What needs to be done:
Reproduce each record exactly.

Listing:
= = = = =

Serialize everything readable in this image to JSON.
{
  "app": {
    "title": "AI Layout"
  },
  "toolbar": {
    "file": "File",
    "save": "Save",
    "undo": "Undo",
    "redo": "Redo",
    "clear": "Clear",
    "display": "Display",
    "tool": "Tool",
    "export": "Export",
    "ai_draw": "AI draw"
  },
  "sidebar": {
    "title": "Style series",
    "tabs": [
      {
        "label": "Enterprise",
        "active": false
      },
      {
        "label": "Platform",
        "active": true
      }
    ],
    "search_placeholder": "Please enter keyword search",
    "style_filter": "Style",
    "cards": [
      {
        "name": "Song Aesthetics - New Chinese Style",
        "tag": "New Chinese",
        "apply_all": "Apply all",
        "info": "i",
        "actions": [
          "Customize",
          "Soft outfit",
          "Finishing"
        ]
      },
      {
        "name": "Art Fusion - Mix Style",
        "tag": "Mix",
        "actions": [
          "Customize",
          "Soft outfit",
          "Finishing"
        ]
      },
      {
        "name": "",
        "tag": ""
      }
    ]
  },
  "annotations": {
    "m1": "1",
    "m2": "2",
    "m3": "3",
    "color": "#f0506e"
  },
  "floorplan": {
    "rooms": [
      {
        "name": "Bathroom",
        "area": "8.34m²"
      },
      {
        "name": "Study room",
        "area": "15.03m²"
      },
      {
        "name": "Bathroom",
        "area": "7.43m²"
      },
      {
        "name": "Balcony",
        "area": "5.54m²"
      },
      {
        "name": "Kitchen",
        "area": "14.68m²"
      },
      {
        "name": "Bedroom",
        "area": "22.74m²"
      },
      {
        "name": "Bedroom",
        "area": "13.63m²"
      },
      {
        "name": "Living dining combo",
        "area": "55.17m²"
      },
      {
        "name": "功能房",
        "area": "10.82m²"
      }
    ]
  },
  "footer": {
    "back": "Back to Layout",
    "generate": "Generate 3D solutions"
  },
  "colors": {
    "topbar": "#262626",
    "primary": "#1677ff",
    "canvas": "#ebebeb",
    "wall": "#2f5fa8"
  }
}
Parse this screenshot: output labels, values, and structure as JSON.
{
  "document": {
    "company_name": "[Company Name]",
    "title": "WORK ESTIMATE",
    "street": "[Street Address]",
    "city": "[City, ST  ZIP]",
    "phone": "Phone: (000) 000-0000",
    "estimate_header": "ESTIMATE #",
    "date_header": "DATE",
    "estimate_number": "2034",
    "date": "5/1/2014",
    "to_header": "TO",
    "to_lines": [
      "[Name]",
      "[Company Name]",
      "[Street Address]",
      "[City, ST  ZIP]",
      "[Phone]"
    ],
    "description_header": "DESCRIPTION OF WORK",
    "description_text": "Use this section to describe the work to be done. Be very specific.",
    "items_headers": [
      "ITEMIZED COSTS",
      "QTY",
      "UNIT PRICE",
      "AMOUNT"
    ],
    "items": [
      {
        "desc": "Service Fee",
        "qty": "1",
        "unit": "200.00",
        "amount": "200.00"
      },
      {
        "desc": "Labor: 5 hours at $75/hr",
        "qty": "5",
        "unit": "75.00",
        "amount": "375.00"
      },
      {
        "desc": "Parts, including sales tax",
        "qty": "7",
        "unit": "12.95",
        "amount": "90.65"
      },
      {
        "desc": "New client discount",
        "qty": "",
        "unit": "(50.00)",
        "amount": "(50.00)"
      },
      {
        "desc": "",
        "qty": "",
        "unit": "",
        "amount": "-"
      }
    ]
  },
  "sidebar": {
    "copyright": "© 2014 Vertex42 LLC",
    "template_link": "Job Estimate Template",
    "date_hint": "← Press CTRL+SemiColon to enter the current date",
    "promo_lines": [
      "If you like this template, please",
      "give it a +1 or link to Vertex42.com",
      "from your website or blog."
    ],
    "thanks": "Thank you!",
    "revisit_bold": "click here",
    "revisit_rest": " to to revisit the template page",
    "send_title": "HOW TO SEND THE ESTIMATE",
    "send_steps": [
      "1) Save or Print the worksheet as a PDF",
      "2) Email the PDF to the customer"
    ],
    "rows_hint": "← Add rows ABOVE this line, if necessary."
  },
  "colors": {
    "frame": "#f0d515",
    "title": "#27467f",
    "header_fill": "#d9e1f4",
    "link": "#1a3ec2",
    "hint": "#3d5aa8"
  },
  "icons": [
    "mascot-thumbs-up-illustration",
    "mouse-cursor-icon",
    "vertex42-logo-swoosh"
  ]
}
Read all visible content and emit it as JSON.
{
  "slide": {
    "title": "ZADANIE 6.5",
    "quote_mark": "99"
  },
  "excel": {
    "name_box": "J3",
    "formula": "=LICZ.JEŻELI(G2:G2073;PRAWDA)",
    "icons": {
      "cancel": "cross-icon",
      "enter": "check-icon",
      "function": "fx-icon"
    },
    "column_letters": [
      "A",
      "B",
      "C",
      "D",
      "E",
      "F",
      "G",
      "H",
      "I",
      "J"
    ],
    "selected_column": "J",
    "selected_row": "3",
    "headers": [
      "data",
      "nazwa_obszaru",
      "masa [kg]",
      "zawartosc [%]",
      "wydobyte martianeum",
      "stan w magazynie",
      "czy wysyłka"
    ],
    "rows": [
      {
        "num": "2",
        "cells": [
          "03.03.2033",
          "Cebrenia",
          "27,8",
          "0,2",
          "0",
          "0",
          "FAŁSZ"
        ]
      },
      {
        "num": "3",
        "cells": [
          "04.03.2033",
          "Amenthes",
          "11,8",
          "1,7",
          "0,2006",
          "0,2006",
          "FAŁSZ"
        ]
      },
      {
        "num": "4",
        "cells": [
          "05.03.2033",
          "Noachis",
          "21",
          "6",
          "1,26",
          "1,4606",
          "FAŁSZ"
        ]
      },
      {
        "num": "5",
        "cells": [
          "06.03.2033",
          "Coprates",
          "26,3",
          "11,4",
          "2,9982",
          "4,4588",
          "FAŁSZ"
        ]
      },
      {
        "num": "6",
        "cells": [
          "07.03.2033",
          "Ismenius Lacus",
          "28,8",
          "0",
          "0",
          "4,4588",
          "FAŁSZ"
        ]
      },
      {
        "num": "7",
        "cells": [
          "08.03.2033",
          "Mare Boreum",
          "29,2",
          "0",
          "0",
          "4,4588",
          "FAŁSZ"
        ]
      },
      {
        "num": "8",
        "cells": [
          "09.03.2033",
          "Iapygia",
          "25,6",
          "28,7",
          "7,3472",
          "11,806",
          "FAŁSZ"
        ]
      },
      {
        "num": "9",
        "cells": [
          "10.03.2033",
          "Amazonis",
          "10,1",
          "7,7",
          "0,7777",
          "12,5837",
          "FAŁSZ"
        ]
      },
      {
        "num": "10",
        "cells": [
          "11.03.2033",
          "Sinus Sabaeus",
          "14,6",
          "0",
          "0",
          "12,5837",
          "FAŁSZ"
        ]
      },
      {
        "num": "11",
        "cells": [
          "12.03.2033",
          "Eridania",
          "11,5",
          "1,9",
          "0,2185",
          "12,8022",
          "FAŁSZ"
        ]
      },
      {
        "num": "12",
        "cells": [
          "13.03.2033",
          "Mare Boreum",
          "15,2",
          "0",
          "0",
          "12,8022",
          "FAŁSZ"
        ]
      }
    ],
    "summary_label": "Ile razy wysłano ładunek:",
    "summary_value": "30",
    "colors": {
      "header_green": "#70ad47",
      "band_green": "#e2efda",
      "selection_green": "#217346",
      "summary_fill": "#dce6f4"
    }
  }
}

= = = = =

Solution to this task:
Serialize everything readable in this image to JSON.
{
  "app": {
    "title": "AI Layout"
  },
  "toolbar": {
    "file": "File",
    "save": "Save",
    "undo": "Undo",
    "redo": "Redo",
    "clear": "Clear",
    "display": "Display",
    "tool": "Tool",
    "export": "Export",
    "ai_draw": "AI draw"
  },
  "sidebar": {
    "title": "Style series",
    "tabs": [
      {
        "label": "Enterprise",
        "active": false
      },
      {
        "label": "Platform",
        "active": true
      }
    ],
    "search_placeholder": "Please enter keyword search",
    "style_filter": "Style",
    "cards": [
      {
        "name": "Song Aesthetics - New Chinese Style",
        "tag": "New Chinese",
        "apply_all": "Apply all",
        "info": "i",
        "actions": [
          "Customize",
          "Soft outfit",
          "Finishing"
        ]
      },
      {
        "name": "Art Fusion - Mix Style",
        "tag": "Mix",
        "actions": [
          "Customize",
          "Soft outfit",
          "Finishing"
        ]
      },
      {
        "name": "",
        "tag": ""
      }
    ]
  },
  "annotations": {
    "m1": "1",
    "m2": "2",
    "m3": "3",
    "color": "#f0506e"
  },
  "floorplan": {
    "rooms": [
      {
        "name": "Bathroom",
        "area": "8.34m²"
      },
      {
        "name": "Study room",
        "area": "15.03m²"
      },
      {
        "name": "Bathroom",
        "area": "7.43m²"
      },
      {
        "name": "Balcony",
        "area": "5.54m²"
      },
      {
        "name": "Kitchen",
        "area": "14.68m²"
      },
      {
        "name": "Bedroom",
        "area": "22.74m²"
      },
      {
        "name": "Bedroom",
        "area": "13.63m²"
      },
      {
        "name": "Living dining combo",
        "area": "55.17m²"
      },
      {
        "name": "功能房",
        "area": "10.82m²"
      }
    ]
  },
  "footer": {
    "back": "Back to Layout",
    "generate": "Generate 3D solutions"
  },
  "colors": {
    "topbar": "#262626",
    "primary": "#1677ff",
    "canvas": "#ebebeb",
    "wall": "#2f5fa8"
  }
}
Parse this screenshot: output labels, values, and structure as JSON.
{
  "document": {
    "company_name": "[Company Name]",
    "title": "WORK ESTIMATE",
    "street": "[Street Address]",
    "city": "[City, ST  ZIP]",
    "phone": "Phone: (000) 000-0000",
    "estimate_header": "ESTIMATE #",
    "date_header": "DATE",
    "estimate_number": "2034",
    "date": "5/1/2014",
    "to_header": "TO",
    "to_lines": [
      "[Name]",
      "[Company Name]",
      "[Street Address]",
      "[City, ST  ZIP]",
      "[Phone]"
    ],
    "description_header": "DESCRIPTION OF WORK",
    "description_text": "Use this section to describe the work to be done. Be very specific.",
    "items_headers": [
      "ITEMIZED COSTS",
      "QTY",
      "UNIT PRICE",
      "AMOUNT"
    ],
    "items": [
      {
        "desc": "Service Fee",
        "qty": "1",
        "unit": "200.00",
        "amount": "200.00"
      },
      {
        "desc": "Labor: 5 hours at $75/hr",
        "qty": "5",
        "unit": "75.00",
        "amount": "375.00"
      },
      {
        "desc": "Parts, including sales tax",
        "qty": "7",
        "unit": "12.95",
        "amount": "90.65"
      },
      {
        "desc": "New client discount",
        "qty": "",
        "unit": "(50.00)",
        "amount": "(50.00)"
      },
      {
        "desc": "",
        "qty": "",
        "unit": "",
        "amount": "-"
      }
    ]
  },
  "sidebar": {
    "copyright": "© 2014 Vertex42 LLC",
    "template_link": "Job Estimate Template",
    "date_hint": "← Press CTRL+SemiColon to enter the current date",
    "promo_lines": [
      "If you like this template, please",
      "give it a +1 or link to Vertex42.com",
      "from your website or blog."
    ],
    "thanks": "Thank you!",
    "revisit_bold": "click here",
    "revisit_rest": " to to revisit the template page",
    "send_title": "HOW TO SEND THE ESTIMATE",
    "send_steps": [
      "1) Save or Print the worksheet as a PDF",
      "2) Email the PDF to the customer"
    ],
    "rows_hint": "← Add rows ABOVE this line, if necessary."
  },
  "colors": {
    "frame": "#f0d515",
    "title": "#27467f",
    "header_fill": "#d9e1f4",
    "link": "#1a3ec2",
    "hint": "#3d5aa8"
  },
  "icons": [
    "mascot-thumbs-up-illustration",
    "mouse-cursor-icon",
    "vertex42-logo-swoosh"
  ]
}
Read all visible content and emit it as JSON.
{
  "slide": {
    "title": "ZADANIE 6.5",
    "quote_mark": "99"
  },
  "excel": {
    "name_box": "J3",
    "formula": "=LICZ.JEŻELI(G2:G2073;PRAWDA)",
    "icons": {
      "cancel": "cross-icon",
      "enter": "check-icon",
      "function": "fx-icon"
    },
    "column_letters": [
      "A",
      "B",
      "C",
      "D",
      "E",
      "F",
      "G",
      "H",
      "I",
      "J"
    ],
    "selected_column": "J",
    "selected_row": "3",
    "headers": [
      "data",
      "nazwa_obszaru",
      "masa [kg]",
      "zawartosc [%]",
      "wydobyte martianeum",
      "stan w magazynie",
      "czy wysyłka"
    ],
    "rows": [
      {
        "num": "2",
        "cells": [
          "03.03.2033",
          "Cebrenia",
          "27,8",
          "0,2",
          "0",
          "0",
          "FAŁSZ"
        ]
      },
      {
        "num": "3",
        "cells": [
          "04.03.2033",
          "Amenthes",
          "11,8",
          "1,7",
          "0,2006",
          "0,2006",
          "FAŁSZ"
        ]
      },
      {
        "num": "4",
        "cells": [
          "05.03.2033",
          "Noachis",
          "21",
          "6",
          "1,26",
          "1,4606",
          "FAŁSZ"
        ]
      },
      {
        "num": "5",
        "cells": [
          "06.03.2033",
          "Coprates",
          "26,3",
          "11,4",
          "2,9982",
          "4,4588",
          "FAŁSZ"
        ]
      },
      {
        "num": "6",
        "cells": [
          "07.03.2033",
          "Ismenius Lacus",
          "28,8",
          "0",
          "0",
          "4,4588",
          "FAŁSZ"
        ]
      },
      {
        "num": "7",
        "cells": [
          "08.03.2033",
          "Mare Boreum",
          "29,2",
          "0",
          "0",
          "4,4588",
          "FAŁSZ"
        ]
      },
      {
        "num": "8",
        "cells": [
          "09.03.2033",
          "Iapygia",
          "25,6",
          "28,7",
          "7,3472",
          "11,806",
          "FAŁSZ"
        ]
      },
      {
        "num": "9",
        "cells": [
          "10.03.2033",
          "Amazonis",
          "10,1",
          "7,7",
          "0,7777",
          "12,5837",
          "FAŁSZ"
        ]
      },
      {
        "num": "10",
        "cells": [
          "11.03.2033",
          "Sinus Sabaeus",
          "14,6",
          "0",
          "0",
          "12,5837",
          "FAŁSZ"
        ]
      },
      {
        "num": "11",
        "cells": [
          "12.03.2033",
          "Eridania",
          "11,5",
          "1,9",
          "0,2185",
          "12,8022",
          "FAŁSZ"
        ]
      },
      {
        "num": "12",
        "cells": [
          "13.03.2033",
          "Mare Boreum",
          "15,2",
          "0",
          "0",
          "12,8022",
          "FAŁSZ"
        ]
      }
    ],
    "summary_label": "Ile razy wysłano ładunek:",
    "summary_value": "30",
    "colors": {
      "header_green": "#70ad47",
      "band_green": "#e2efda",
      "selection_green": "#217346",
      "summary_fill": "#dce6f4"
    }
  }
}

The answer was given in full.